▶ _Exercise task_: Gather every line that includes the word "echo", please.

▶ _Records from a collection_:
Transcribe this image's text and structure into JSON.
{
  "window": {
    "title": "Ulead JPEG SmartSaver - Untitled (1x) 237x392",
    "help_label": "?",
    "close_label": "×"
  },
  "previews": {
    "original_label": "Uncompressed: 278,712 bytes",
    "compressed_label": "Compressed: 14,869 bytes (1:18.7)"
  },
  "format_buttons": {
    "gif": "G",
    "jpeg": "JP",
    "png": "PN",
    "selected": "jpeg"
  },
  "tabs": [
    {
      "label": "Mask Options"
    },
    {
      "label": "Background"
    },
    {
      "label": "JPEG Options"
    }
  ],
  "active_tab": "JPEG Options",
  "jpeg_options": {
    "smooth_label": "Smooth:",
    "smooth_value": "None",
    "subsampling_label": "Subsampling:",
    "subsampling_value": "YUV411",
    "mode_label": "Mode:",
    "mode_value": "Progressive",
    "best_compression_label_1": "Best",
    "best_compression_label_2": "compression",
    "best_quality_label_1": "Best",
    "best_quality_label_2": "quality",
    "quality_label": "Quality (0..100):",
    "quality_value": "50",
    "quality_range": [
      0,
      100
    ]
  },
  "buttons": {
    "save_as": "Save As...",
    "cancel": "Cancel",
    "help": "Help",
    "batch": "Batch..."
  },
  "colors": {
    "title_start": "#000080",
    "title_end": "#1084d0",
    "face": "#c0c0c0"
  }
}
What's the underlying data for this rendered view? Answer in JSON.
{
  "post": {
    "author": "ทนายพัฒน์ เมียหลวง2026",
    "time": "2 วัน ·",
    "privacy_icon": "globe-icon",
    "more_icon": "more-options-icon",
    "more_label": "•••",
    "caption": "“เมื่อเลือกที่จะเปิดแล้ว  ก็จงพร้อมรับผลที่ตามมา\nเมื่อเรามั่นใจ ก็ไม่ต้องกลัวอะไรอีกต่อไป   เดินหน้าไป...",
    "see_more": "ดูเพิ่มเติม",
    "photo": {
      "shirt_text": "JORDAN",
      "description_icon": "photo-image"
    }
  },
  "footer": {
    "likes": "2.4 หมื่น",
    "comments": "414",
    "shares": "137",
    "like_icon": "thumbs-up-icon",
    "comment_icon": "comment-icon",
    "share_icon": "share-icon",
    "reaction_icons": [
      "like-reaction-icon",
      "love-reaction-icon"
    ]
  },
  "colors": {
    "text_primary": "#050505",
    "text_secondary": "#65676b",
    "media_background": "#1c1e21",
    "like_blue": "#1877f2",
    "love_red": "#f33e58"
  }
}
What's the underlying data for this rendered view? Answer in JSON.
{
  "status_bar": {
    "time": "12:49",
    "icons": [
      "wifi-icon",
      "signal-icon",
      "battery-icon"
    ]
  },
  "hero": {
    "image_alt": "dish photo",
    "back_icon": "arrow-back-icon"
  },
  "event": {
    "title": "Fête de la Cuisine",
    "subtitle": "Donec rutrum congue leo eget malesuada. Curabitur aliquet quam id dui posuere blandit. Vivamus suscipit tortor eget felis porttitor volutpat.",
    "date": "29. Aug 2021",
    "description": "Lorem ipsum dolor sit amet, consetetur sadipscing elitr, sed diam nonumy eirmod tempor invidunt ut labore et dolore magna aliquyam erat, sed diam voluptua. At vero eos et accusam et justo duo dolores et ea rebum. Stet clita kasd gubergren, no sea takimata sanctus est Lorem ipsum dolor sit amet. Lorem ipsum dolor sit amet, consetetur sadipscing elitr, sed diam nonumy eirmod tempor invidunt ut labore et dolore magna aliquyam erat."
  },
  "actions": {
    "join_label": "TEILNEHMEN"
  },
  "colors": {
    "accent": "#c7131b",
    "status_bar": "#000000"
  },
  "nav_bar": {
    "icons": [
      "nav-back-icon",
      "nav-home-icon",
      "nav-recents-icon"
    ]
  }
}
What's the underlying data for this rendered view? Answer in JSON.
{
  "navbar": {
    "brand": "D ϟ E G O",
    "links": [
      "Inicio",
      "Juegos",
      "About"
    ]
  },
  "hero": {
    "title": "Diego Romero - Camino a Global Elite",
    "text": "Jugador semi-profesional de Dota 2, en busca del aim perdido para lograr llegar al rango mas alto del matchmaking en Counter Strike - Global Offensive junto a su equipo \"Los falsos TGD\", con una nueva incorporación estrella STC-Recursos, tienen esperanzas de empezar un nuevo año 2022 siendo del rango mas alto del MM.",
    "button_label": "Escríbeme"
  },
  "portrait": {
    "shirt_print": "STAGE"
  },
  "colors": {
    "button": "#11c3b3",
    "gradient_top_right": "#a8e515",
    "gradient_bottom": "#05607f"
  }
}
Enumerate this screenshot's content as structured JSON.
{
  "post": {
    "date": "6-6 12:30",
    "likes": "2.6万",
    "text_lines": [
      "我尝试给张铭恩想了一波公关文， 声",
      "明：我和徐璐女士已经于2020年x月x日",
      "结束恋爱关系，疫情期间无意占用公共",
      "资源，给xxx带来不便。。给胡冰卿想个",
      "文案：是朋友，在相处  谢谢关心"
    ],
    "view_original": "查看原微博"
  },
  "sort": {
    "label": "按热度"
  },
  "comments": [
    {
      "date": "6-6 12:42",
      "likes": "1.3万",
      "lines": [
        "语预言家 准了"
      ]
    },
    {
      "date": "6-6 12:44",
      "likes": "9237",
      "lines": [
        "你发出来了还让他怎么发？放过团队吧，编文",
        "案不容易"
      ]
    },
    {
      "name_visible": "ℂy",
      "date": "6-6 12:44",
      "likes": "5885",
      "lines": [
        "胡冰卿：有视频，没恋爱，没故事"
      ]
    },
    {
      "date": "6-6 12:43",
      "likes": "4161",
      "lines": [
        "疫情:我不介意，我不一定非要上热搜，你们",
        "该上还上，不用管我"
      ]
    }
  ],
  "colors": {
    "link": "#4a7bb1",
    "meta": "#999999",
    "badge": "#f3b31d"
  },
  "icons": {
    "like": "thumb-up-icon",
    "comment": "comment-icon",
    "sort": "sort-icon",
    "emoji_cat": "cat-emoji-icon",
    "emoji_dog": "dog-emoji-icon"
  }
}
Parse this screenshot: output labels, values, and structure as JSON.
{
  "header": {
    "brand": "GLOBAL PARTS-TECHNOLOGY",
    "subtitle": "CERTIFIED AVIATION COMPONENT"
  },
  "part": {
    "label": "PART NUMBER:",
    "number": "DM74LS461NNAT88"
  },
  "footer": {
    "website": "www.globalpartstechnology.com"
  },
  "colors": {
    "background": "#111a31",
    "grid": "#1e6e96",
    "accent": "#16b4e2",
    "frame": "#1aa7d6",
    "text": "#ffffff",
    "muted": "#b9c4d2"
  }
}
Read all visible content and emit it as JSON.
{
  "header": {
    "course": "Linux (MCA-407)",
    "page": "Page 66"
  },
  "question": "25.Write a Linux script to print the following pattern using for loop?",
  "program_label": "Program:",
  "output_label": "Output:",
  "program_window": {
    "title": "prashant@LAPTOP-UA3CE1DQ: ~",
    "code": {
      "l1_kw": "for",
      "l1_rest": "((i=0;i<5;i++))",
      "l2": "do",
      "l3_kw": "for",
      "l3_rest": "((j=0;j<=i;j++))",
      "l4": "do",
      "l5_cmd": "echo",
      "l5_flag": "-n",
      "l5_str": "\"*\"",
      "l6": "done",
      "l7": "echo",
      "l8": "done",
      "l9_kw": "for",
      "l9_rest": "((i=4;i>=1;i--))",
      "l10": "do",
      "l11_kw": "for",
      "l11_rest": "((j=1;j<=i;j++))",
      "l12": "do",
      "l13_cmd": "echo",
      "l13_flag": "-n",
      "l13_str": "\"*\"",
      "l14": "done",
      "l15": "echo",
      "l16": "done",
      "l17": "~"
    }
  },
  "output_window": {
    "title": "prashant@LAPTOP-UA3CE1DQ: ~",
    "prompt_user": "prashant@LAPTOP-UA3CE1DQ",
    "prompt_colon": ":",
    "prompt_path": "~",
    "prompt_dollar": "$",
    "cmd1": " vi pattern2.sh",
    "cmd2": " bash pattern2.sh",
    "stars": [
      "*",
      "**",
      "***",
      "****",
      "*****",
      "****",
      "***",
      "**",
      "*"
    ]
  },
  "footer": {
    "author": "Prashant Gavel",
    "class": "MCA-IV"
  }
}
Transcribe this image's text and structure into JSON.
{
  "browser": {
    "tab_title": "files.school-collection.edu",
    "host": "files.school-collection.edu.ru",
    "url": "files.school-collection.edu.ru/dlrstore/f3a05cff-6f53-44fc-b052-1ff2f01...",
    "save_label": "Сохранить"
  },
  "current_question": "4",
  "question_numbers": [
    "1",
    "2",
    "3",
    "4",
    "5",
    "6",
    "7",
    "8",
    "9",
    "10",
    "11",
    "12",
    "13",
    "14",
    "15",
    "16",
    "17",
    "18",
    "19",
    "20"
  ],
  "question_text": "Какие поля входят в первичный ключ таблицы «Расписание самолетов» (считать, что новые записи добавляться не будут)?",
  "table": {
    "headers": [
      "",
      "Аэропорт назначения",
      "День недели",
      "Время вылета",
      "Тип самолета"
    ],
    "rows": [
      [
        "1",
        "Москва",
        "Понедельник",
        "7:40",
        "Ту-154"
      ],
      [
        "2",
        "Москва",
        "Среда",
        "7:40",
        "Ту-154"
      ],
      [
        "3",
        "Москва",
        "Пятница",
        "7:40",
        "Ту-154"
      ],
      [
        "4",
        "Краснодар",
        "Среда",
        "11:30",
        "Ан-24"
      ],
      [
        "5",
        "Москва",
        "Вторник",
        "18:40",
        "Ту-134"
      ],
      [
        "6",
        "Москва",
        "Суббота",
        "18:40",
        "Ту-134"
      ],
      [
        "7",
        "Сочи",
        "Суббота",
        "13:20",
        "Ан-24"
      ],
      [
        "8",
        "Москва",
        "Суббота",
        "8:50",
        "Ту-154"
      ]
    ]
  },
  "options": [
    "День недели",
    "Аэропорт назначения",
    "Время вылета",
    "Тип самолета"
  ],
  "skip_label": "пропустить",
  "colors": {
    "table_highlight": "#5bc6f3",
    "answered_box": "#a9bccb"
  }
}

▶ _Result of the task_:
      "l5_cmd": "echo",
      "l7": "echo",
      "l13_cmd": "echo",
      "l15": "echo",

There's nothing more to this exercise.